[Entries shown]:
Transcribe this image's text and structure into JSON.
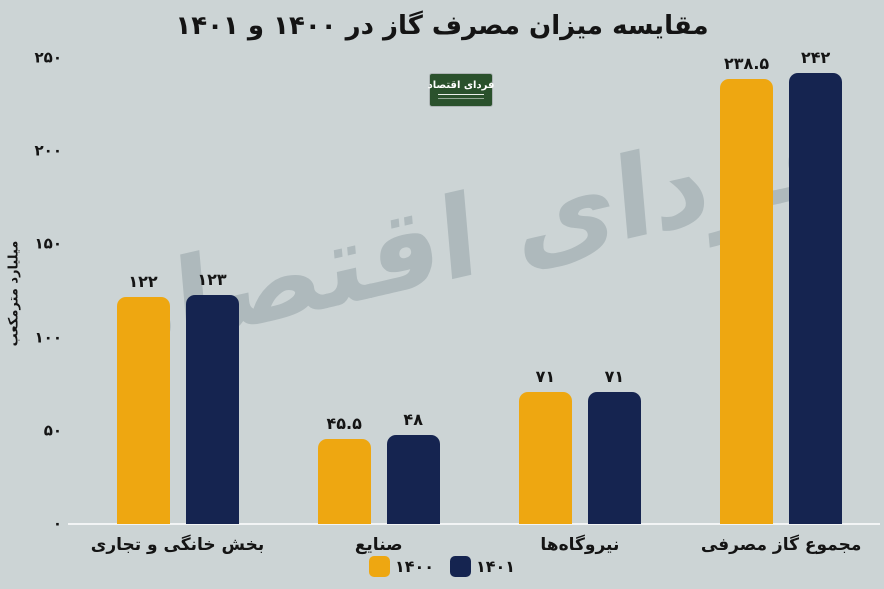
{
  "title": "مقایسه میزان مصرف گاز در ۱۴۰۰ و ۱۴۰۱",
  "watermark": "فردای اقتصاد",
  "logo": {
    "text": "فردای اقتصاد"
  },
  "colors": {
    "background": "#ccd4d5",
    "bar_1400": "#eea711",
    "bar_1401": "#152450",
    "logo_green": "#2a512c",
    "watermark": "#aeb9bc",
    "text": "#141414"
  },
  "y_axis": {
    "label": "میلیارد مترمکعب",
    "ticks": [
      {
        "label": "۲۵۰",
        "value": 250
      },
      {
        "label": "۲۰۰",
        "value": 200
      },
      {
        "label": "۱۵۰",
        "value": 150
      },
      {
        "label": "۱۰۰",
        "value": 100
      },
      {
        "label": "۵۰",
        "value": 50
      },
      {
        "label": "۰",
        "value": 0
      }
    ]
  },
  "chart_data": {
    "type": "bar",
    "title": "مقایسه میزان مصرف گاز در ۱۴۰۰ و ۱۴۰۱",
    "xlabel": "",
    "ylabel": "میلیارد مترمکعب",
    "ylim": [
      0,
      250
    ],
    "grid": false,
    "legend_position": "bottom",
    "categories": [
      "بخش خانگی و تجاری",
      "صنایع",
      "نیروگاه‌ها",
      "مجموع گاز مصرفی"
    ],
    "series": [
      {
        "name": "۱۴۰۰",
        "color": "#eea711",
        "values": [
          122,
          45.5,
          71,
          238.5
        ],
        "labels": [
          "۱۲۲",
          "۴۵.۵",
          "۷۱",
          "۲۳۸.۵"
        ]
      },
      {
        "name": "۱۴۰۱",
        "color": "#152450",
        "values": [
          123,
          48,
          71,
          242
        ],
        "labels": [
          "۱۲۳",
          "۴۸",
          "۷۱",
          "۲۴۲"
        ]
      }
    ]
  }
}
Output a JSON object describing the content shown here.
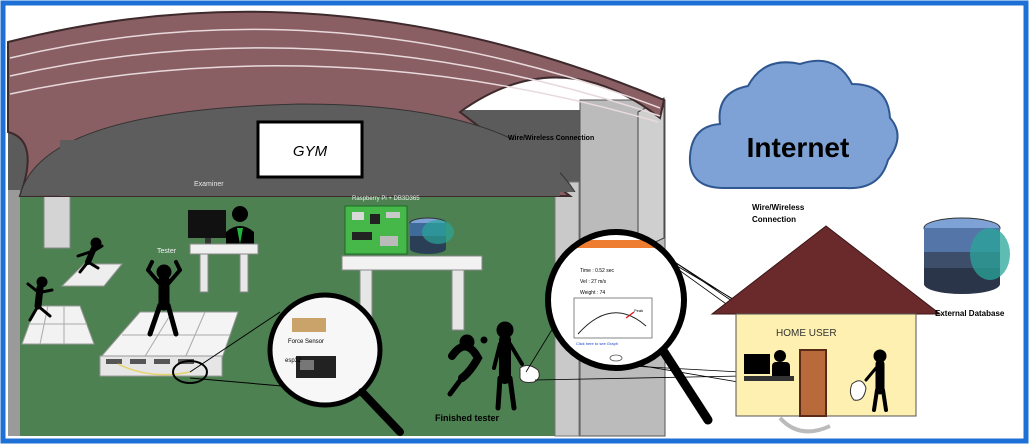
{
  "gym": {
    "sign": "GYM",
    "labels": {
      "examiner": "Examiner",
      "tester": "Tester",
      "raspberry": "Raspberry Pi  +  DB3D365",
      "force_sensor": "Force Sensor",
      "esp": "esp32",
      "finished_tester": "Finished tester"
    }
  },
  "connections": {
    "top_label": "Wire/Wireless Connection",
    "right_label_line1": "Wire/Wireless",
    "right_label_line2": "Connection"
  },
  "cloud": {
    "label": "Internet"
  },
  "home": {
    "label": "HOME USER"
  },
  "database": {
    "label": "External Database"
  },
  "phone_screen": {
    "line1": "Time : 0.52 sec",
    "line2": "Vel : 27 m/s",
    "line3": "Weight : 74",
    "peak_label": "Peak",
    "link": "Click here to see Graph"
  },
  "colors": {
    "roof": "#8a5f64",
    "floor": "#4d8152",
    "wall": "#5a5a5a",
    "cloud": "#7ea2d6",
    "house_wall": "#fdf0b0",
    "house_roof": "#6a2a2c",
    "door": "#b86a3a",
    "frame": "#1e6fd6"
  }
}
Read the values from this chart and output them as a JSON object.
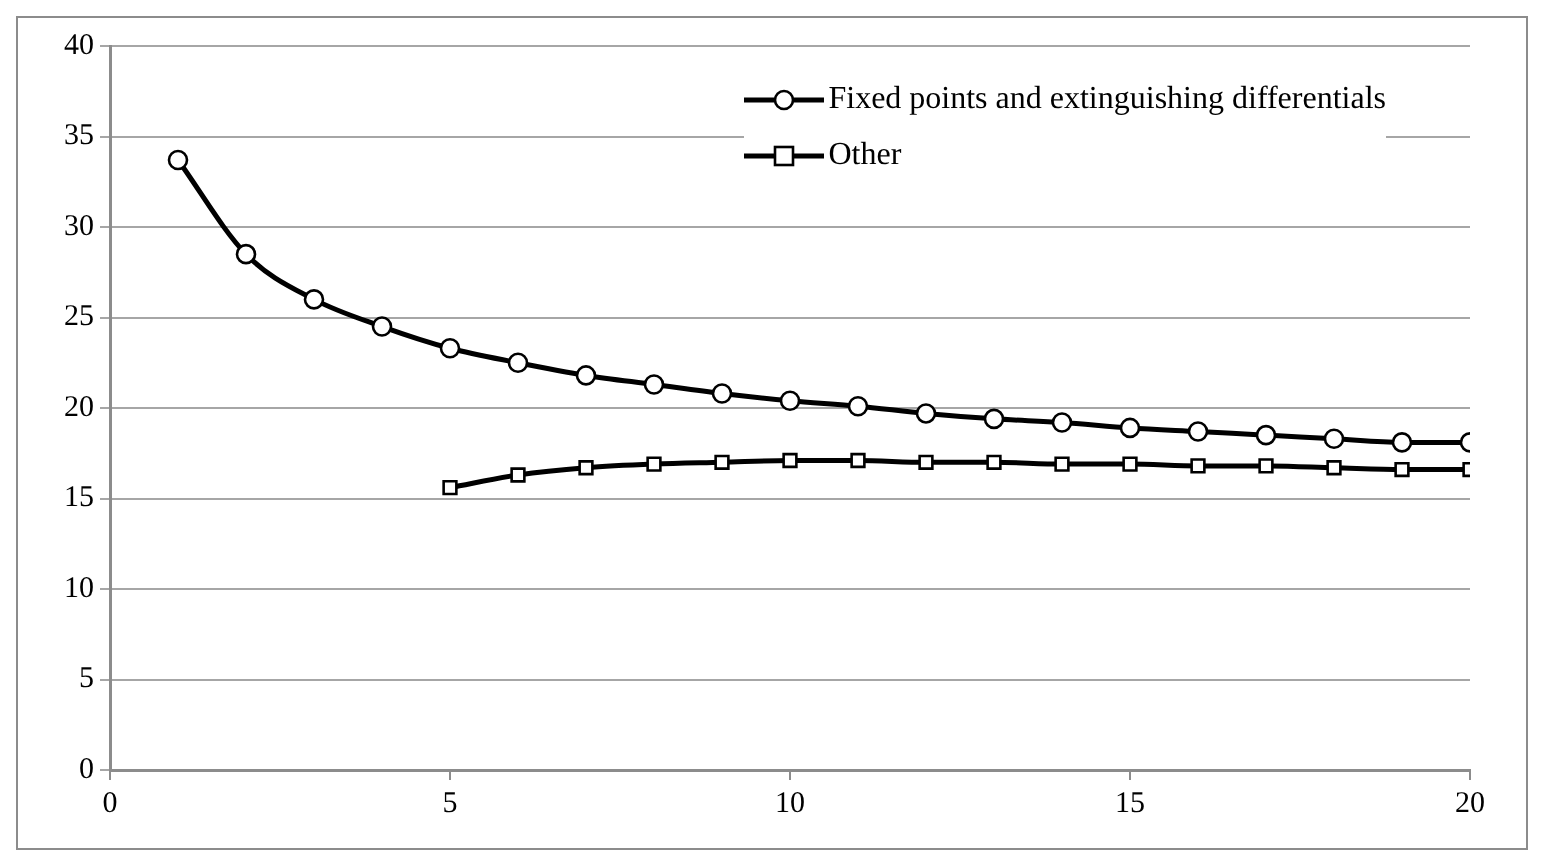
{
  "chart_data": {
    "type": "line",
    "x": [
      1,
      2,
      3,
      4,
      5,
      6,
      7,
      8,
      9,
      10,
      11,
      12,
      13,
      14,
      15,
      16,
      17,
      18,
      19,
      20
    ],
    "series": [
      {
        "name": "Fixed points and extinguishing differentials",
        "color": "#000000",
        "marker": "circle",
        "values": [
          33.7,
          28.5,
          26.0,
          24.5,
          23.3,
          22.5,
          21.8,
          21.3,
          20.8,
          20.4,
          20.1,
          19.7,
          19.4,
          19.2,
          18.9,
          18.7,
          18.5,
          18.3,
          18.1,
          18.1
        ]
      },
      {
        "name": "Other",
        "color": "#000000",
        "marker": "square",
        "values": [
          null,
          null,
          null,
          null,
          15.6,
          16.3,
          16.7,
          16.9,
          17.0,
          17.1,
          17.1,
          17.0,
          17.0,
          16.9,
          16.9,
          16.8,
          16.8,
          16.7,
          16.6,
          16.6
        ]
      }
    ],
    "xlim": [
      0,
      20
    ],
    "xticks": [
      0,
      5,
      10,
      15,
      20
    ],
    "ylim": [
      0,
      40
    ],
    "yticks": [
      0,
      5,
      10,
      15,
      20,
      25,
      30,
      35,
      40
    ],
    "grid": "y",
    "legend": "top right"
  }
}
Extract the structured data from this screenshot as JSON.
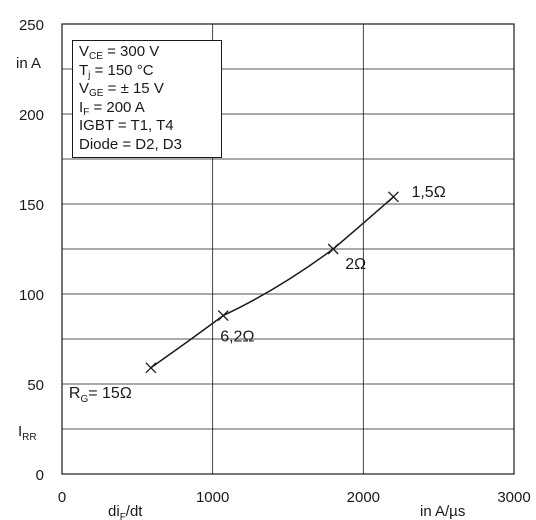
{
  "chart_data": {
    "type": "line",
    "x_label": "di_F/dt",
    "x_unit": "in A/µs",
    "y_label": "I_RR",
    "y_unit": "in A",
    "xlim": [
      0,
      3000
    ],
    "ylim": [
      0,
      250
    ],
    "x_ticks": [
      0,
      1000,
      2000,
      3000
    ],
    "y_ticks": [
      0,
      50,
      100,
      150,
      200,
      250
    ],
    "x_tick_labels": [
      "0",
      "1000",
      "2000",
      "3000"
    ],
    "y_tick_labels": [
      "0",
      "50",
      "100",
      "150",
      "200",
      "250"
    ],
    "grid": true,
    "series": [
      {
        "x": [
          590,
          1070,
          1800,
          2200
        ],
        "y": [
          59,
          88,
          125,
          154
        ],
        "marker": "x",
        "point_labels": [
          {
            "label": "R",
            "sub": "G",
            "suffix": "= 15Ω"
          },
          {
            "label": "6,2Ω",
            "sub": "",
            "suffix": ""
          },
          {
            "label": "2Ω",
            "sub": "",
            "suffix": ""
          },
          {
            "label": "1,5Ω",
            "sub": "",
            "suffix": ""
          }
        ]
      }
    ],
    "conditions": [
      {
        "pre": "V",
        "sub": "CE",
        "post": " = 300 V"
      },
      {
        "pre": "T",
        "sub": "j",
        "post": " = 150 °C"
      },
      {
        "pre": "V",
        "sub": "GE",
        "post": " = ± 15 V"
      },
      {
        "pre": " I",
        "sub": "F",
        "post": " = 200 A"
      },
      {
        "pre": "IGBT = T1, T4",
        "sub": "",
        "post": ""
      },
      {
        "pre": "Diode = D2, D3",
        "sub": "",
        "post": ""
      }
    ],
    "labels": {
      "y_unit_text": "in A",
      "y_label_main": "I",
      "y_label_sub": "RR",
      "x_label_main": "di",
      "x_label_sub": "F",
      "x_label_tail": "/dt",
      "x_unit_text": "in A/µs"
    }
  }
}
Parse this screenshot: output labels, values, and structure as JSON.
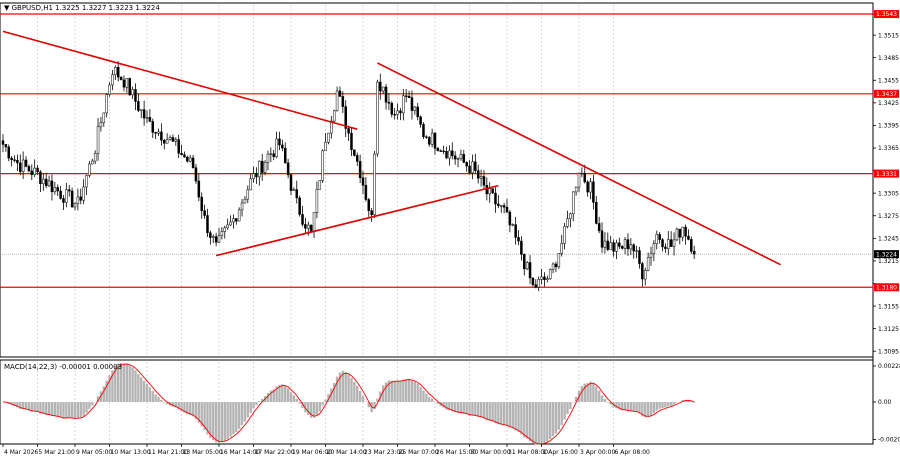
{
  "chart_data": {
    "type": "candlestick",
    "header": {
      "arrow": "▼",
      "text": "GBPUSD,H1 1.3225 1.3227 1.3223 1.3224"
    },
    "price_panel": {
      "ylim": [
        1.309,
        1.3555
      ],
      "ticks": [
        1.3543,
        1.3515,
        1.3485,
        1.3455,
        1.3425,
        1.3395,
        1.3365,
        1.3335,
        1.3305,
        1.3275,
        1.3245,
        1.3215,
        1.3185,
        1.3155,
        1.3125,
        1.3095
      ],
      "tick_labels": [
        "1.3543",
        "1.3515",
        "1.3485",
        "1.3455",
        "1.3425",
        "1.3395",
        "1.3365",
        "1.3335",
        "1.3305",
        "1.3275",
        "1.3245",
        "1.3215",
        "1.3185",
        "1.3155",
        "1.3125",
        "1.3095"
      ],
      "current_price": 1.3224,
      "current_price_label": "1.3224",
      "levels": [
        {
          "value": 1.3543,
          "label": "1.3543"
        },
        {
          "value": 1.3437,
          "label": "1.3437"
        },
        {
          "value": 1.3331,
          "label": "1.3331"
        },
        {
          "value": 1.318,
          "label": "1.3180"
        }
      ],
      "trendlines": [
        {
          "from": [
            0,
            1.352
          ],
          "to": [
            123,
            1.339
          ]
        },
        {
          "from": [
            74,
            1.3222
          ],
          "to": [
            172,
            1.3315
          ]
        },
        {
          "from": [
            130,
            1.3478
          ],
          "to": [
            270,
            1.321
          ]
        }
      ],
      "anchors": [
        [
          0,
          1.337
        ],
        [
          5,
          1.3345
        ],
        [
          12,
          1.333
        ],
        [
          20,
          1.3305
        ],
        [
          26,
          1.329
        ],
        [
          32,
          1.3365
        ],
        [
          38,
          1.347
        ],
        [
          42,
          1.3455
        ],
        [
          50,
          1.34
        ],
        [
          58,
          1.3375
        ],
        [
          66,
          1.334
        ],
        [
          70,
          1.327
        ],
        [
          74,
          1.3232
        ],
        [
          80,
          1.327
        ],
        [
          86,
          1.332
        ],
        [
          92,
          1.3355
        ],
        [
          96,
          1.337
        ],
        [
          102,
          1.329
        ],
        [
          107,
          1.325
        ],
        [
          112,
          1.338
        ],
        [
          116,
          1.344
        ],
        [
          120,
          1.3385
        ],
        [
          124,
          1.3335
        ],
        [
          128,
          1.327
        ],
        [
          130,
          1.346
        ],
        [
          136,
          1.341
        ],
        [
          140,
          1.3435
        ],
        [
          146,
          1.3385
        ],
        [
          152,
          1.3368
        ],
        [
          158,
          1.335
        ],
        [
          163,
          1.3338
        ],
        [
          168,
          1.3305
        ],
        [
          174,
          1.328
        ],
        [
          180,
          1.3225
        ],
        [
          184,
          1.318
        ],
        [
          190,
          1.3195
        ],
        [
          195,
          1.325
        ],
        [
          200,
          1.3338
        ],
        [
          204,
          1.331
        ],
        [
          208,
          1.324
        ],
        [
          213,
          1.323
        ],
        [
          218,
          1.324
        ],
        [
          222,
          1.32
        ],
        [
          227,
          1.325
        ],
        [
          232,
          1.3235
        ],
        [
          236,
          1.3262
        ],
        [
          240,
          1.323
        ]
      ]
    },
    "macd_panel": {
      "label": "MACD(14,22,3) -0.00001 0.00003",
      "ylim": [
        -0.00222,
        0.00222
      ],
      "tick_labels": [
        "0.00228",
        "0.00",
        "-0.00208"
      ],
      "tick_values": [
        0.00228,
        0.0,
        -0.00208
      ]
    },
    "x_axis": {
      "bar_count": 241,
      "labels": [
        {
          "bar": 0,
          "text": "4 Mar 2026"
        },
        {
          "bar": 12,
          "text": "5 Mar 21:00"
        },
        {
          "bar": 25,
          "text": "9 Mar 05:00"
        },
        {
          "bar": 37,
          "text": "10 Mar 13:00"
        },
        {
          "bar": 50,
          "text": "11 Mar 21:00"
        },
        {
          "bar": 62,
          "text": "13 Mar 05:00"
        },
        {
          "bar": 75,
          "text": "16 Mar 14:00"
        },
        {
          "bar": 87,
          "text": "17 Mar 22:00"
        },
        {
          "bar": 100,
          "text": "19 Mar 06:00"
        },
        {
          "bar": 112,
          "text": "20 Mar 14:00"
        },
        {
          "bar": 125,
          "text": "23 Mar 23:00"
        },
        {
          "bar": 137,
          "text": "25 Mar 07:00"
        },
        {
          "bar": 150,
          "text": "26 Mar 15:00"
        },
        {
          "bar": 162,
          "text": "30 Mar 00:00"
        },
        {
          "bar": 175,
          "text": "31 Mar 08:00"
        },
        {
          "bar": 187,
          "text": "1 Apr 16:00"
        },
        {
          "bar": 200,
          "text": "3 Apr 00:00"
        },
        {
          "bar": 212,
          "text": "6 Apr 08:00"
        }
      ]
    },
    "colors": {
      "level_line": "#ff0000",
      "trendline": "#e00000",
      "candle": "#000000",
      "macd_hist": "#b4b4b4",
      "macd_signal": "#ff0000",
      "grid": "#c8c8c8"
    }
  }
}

[Instructions to follow]: In the listing, find every line containing the word "مترمکعب" and list it.

[Exercise solution]:
    "label": "میلیارد مترمکعب",
    "ylabel": "میلیارد مترمکعب",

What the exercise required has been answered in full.